Data records
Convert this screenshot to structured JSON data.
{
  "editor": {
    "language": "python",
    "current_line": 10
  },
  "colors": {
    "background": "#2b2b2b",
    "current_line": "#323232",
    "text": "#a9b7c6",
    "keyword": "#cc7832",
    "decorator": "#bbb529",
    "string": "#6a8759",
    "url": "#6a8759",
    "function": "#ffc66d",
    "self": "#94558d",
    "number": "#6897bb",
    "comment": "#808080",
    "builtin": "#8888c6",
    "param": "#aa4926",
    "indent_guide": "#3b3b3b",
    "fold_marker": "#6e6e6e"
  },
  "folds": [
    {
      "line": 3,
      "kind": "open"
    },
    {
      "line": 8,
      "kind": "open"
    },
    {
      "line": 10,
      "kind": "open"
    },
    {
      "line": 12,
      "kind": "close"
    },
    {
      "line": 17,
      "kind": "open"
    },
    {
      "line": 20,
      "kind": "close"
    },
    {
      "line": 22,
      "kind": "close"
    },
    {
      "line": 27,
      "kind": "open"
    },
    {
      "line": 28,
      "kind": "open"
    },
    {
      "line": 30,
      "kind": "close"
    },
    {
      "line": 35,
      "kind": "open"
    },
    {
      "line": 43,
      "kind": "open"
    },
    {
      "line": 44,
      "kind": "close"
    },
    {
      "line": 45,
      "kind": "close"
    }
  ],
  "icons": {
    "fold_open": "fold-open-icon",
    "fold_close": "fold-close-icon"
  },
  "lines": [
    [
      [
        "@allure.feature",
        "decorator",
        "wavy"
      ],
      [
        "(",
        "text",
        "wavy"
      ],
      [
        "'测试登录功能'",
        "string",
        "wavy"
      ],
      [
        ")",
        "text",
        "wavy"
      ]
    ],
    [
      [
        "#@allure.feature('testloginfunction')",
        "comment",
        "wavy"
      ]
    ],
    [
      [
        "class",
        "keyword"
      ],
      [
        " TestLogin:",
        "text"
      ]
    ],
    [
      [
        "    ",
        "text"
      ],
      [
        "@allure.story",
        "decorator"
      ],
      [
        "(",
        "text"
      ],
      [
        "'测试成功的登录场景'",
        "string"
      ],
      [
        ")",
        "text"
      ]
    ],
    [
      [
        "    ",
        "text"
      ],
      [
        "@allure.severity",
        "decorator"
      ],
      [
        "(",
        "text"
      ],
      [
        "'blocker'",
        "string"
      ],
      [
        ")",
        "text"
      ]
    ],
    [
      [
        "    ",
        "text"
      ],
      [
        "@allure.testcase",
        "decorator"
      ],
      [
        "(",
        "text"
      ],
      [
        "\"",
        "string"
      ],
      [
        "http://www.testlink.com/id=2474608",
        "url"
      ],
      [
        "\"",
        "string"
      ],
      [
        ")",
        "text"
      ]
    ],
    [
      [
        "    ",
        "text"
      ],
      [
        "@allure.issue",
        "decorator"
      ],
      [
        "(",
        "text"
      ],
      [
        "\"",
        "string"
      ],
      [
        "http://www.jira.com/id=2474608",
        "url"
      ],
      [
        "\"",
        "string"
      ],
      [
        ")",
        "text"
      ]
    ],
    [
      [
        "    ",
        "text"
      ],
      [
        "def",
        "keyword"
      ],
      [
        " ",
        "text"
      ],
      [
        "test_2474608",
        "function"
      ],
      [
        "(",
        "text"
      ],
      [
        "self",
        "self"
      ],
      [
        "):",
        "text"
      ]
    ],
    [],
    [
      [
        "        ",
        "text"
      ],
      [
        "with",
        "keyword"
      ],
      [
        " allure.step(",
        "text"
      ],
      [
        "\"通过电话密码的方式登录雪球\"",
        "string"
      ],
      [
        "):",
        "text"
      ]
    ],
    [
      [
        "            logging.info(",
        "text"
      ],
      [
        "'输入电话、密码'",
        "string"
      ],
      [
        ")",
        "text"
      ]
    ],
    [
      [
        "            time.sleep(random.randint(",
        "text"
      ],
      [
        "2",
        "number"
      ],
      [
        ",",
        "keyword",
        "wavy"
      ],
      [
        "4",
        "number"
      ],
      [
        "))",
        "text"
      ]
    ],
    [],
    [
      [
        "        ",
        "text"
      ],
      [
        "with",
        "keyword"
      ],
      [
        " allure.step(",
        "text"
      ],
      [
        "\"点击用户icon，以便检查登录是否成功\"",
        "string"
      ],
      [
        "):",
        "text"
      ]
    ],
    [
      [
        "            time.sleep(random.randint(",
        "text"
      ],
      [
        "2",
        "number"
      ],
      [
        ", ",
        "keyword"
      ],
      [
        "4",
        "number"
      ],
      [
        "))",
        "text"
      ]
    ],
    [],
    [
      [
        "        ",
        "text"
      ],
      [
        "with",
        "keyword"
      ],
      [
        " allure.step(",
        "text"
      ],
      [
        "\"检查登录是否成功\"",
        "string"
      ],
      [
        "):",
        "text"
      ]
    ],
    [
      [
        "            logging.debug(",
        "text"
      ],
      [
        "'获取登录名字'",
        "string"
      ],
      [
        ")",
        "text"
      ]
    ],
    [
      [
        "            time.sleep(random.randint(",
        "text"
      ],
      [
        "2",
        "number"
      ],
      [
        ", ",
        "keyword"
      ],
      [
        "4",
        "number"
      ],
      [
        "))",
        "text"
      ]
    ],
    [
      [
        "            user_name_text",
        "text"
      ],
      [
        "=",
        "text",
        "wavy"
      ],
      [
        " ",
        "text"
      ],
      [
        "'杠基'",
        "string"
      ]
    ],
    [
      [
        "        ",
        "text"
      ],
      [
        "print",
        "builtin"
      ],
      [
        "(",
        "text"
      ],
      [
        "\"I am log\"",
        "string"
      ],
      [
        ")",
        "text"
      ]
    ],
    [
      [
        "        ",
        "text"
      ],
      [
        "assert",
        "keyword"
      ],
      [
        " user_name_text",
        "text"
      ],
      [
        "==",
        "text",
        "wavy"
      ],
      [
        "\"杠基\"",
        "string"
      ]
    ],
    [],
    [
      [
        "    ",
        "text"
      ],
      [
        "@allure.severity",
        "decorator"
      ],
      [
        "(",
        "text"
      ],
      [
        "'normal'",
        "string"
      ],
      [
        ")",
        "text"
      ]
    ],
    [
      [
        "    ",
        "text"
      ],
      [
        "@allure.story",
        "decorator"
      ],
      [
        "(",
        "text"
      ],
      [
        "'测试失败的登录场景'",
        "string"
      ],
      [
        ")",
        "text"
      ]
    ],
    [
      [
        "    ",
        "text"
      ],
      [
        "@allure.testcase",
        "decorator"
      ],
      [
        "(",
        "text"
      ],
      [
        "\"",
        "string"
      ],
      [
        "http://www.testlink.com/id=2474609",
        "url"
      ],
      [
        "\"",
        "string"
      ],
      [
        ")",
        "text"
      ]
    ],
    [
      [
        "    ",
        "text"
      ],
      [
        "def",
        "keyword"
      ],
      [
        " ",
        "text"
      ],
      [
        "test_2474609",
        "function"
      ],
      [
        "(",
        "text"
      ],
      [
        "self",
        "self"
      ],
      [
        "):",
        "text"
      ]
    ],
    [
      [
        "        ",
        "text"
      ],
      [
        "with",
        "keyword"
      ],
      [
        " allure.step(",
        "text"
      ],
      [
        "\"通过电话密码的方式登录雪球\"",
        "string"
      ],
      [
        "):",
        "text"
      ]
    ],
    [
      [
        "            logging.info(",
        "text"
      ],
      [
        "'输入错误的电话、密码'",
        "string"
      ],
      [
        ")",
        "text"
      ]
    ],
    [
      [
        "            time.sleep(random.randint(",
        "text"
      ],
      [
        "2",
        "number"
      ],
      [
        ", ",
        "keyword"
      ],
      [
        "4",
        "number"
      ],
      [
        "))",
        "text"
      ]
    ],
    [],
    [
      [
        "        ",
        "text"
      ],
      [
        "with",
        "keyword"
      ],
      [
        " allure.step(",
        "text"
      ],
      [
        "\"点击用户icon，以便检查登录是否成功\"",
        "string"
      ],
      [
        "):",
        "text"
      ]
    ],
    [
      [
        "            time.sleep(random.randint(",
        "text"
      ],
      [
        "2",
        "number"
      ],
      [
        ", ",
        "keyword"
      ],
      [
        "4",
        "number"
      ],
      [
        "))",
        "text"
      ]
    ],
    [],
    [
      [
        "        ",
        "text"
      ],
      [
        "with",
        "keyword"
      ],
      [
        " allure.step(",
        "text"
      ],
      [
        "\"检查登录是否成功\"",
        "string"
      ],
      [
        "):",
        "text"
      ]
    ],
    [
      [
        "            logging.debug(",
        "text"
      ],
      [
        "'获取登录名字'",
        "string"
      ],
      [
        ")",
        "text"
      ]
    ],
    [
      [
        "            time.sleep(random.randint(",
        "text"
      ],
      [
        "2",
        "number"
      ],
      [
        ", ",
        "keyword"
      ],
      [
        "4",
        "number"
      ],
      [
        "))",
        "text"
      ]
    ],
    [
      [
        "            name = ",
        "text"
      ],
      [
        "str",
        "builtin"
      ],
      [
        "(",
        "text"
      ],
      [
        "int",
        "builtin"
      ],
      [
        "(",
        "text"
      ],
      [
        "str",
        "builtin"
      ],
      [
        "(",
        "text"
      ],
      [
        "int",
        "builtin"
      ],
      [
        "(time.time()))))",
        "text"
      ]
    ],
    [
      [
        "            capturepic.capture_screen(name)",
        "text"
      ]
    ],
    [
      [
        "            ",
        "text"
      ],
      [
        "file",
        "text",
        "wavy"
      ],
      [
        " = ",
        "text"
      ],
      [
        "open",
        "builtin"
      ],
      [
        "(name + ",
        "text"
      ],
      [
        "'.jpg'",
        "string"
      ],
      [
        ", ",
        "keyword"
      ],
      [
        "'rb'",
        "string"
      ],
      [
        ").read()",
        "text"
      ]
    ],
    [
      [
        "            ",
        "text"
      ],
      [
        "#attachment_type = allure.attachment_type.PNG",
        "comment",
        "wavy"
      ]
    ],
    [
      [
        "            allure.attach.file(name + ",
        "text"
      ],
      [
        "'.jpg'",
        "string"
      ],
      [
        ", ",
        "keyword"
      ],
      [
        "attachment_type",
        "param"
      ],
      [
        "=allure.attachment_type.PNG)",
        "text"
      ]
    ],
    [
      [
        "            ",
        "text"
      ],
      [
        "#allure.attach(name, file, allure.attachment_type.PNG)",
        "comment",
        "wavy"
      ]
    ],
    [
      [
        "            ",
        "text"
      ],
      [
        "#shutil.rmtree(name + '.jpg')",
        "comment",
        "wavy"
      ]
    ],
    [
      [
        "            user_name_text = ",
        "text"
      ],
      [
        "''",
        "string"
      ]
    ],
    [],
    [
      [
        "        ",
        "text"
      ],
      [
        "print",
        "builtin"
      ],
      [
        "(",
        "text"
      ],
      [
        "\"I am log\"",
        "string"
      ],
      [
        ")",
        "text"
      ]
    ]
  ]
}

— Goal —
Isolate the lines that hold the word "testlink" and copy all of them.

— The completed task —
        "http://www.testlink.com/id=2474608",
        "http://www.testlink.com/id=2474609",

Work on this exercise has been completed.